**Items from a data source**
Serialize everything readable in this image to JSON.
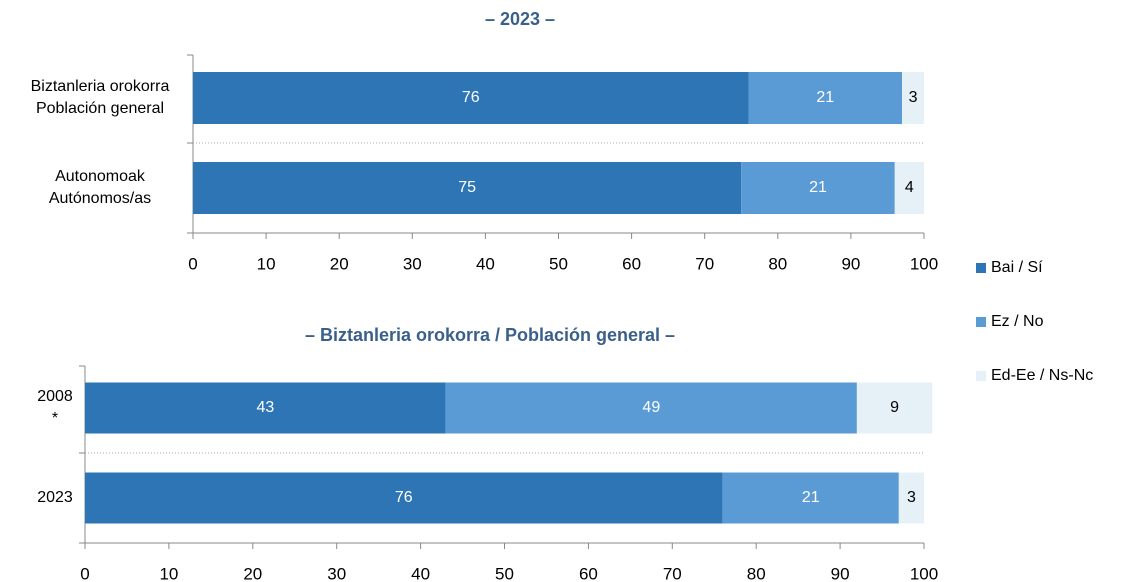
{
  "chart_data": [
    {
      "type": "stacked_bar_horizontal",
      "title": "– 2023 –",
      "categories": [
        [
          "Biztanleria orokorra",
          "Población general"
        ],
        [
          "Autonomoak",
          "Autónomos/as"
        ]
      ],
      "series": [
        {
          "name": "Bai / Sí",
          "color": "#2e75b6",
          "values": [
            76,
            75
          ]
        },
        {
          "name": "Ez / No",
          "color": "#5b9bd5",
          "values": [
            21,
            21
          ]
        },
        {
          "name": "Ed-Ee / Ns-Nc",
          "color": "#e6f1f7",
          "values": [
            3,
            4
          ]
        }
      ],
      "xlim": [
        0,
        100
      ],
      "xticks": [
        0,
        10,
        20,
        30,
        40,
        50,
        60,
        70,
        80,
        90,
        100
      ],
      "legend": "right"
    },
    {
      "type": "stacked_bar_horizontal",
      "title": "– Biztanleria orokorra / Población general –",
      "categories": [
        [
          "2008",
          "*"
        ],
        [
          "2023"
        ]
      ],
      "series": [
        {
          "values": [
            43,
            76
          ]
        },
        {
          "values": [
            49,
            21
          ]
        },
        {
          "values": [
            9,
            3
          ]
        }
      ],
      "xlim": [
        0,
        100
      ],
      "xticks": [
        0,
        10,
        20,
        30,
        40,
        50,
        60,
        70,
        80,
        90,
        100
      ]
    }
  ]
}
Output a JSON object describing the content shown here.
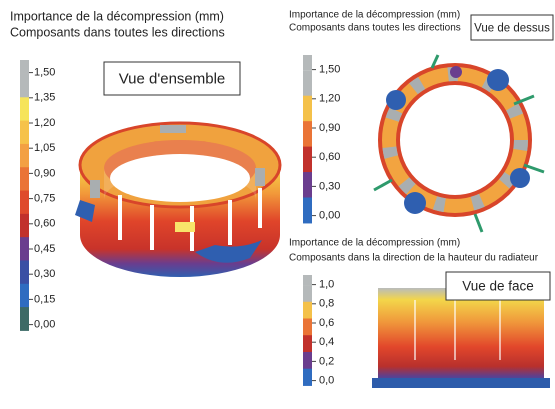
{
  "panels": [
    {
      "title": [
        "Importance de la décompression (mm)",
        "Composants dans toutes les directions"
      ],
      "legend": [
        "1,50",
        "1,35",
        "1,20",
        "1,05",
        "0,90",
        "0,75",
        "0,60",
        "0,45",
        "0,30",
        "0,15",
        "0,00"
      ],
      "view_label": "Vue d'ensemble"
    },
    {
      "title": [
        "Importance de la décompression (mm)",
        "Composants dans toutes les directions"
      ],
      "legend": [
        "1,50",
        "1,20",
        "0,90",
        "0,60",
        "0,30",
        "0,00"
      ],
      "view_label": "Vue de dessus"
    },
    {
      "title": [
        "Importance de la décompression (mm)",
        "Composants dans la direction de la hauteur du radiateur"
      ],
      "legend": [
        "1,0",
        "0,8",
        "0,6",
        "0,4",
        "0,2",
        "0,0"
      ],
      "view_label": "Vue de face"
    }
  ]
}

**Your goal**
For the records above, state how many lines include the string "JSON", giving the number and nothing else.

**Answer**
2